(Figure data in JSON)
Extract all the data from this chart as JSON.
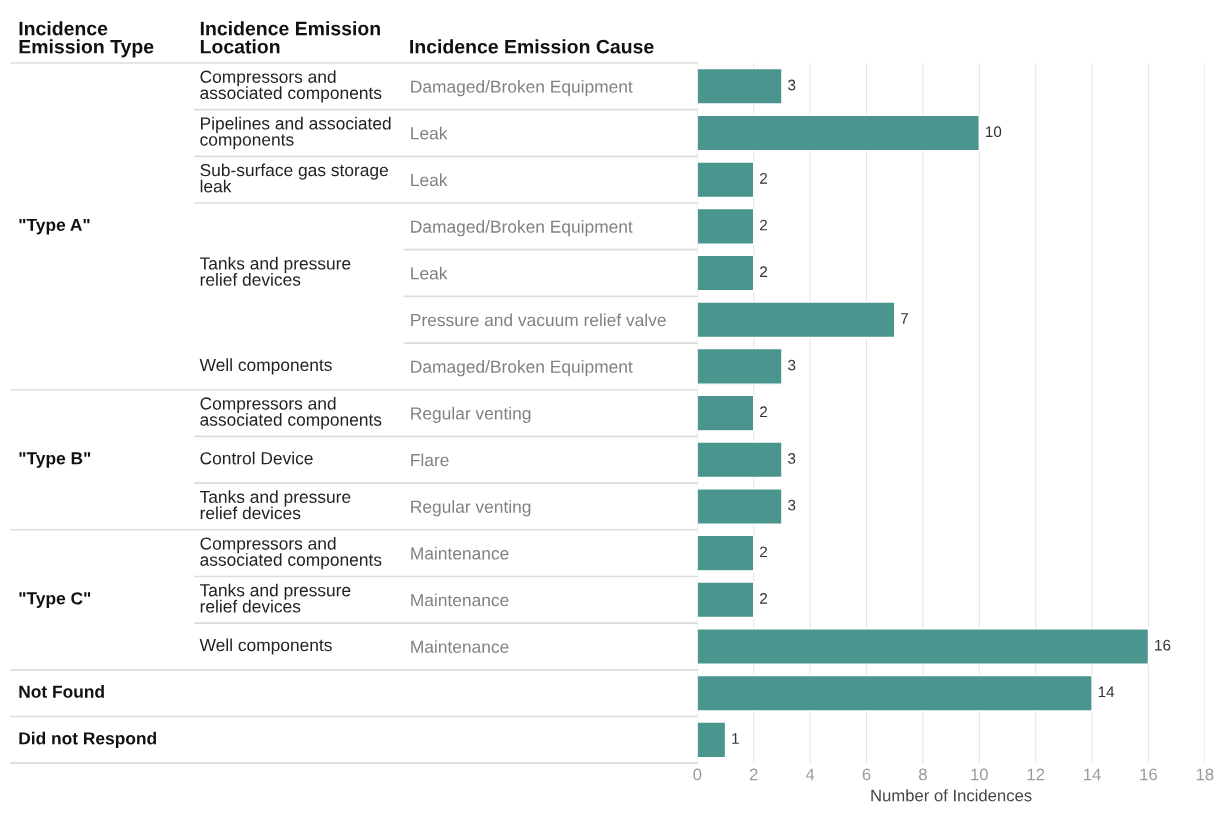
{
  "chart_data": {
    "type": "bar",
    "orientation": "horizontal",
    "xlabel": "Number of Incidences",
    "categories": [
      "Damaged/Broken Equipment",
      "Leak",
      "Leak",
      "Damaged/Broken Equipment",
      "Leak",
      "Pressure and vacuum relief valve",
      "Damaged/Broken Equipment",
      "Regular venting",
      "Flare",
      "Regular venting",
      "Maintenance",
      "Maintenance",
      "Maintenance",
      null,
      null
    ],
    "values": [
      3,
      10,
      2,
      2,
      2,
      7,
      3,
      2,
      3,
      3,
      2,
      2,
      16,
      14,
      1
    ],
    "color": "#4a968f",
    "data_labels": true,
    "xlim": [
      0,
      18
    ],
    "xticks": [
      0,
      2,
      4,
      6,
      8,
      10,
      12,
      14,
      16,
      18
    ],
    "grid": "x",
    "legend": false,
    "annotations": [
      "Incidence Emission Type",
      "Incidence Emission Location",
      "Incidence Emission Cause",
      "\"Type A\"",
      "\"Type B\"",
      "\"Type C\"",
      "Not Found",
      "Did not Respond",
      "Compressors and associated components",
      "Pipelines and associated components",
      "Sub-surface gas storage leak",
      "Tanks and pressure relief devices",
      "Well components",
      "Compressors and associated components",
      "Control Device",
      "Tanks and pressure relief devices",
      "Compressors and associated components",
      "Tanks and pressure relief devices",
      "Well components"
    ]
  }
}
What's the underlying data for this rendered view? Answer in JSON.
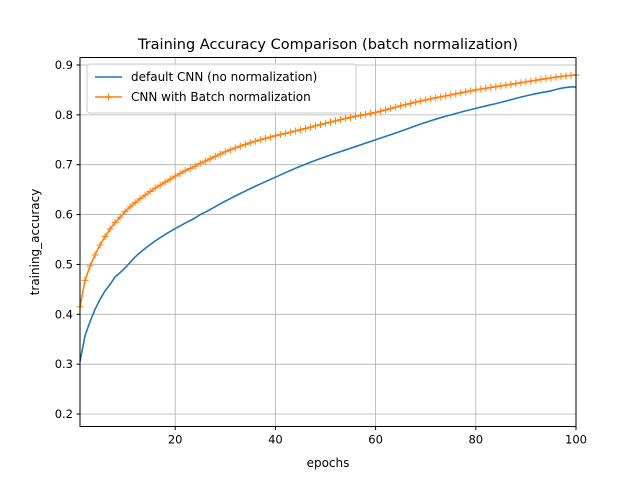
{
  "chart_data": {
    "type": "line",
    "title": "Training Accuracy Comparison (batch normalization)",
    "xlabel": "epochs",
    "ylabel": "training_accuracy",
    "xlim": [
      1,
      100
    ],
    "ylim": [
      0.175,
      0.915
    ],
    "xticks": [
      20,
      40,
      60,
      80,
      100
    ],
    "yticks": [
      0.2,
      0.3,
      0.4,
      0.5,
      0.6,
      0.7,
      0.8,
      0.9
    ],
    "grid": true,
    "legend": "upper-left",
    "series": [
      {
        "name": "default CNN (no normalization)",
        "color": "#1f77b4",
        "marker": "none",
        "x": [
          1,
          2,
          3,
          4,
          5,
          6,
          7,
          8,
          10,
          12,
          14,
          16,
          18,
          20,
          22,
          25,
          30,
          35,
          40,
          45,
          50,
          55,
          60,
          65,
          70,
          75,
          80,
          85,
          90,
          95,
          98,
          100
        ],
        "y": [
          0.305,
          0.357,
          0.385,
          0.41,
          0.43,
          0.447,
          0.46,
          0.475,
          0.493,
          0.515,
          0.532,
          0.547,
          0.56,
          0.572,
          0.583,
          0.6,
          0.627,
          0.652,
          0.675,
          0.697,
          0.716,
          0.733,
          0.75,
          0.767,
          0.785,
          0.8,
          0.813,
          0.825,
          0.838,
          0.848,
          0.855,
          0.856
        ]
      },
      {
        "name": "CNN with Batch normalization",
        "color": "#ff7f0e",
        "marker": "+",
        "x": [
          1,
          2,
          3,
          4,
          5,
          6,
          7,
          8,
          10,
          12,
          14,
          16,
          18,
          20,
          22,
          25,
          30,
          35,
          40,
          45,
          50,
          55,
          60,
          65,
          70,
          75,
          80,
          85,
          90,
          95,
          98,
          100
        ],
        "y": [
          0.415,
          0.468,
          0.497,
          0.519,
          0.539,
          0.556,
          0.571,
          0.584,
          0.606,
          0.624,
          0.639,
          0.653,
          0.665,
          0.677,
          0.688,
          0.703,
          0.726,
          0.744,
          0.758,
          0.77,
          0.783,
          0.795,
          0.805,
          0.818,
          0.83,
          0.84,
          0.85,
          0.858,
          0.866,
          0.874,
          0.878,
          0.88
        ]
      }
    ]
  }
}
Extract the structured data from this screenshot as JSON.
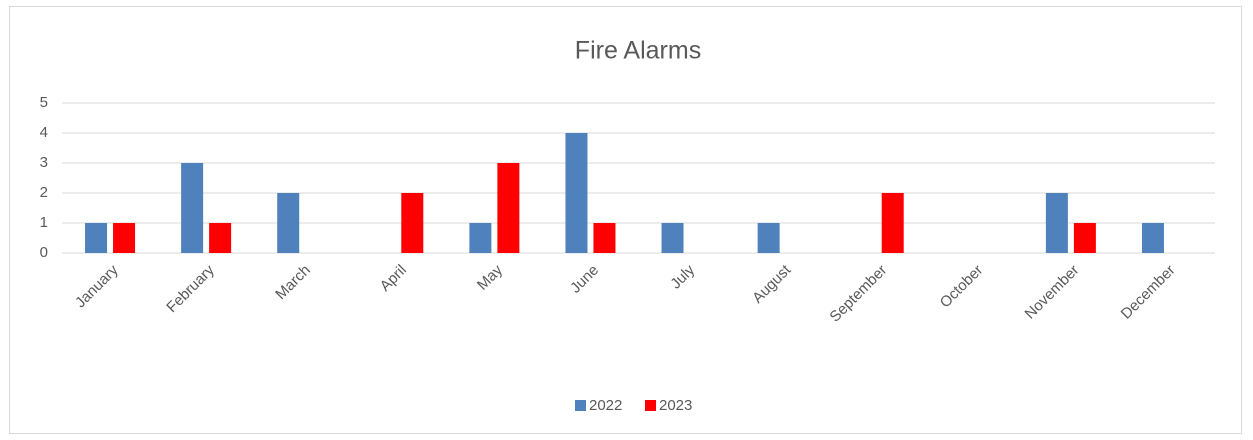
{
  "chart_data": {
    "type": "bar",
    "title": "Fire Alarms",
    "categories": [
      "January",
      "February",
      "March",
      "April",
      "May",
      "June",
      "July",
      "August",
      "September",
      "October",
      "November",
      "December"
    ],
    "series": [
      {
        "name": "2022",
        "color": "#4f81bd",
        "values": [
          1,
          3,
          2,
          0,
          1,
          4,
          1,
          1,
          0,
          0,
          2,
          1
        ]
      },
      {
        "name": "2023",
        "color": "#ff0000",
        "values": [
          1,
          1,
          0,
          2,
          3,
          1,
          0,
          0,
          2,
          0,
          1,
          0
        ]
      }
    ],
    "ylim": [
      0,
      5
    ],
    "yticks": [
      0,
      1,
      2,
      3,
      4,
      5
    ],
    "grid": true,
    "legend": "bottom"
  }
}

Given request:
From the listing above, copy out each line where the word "normalization" appears.

Exercise output:
    "title": "Training Accuracy Comparison (batch normalization)",
        "name": "default CNN (no normalization)",
        "name": "CNN with Batch normalization",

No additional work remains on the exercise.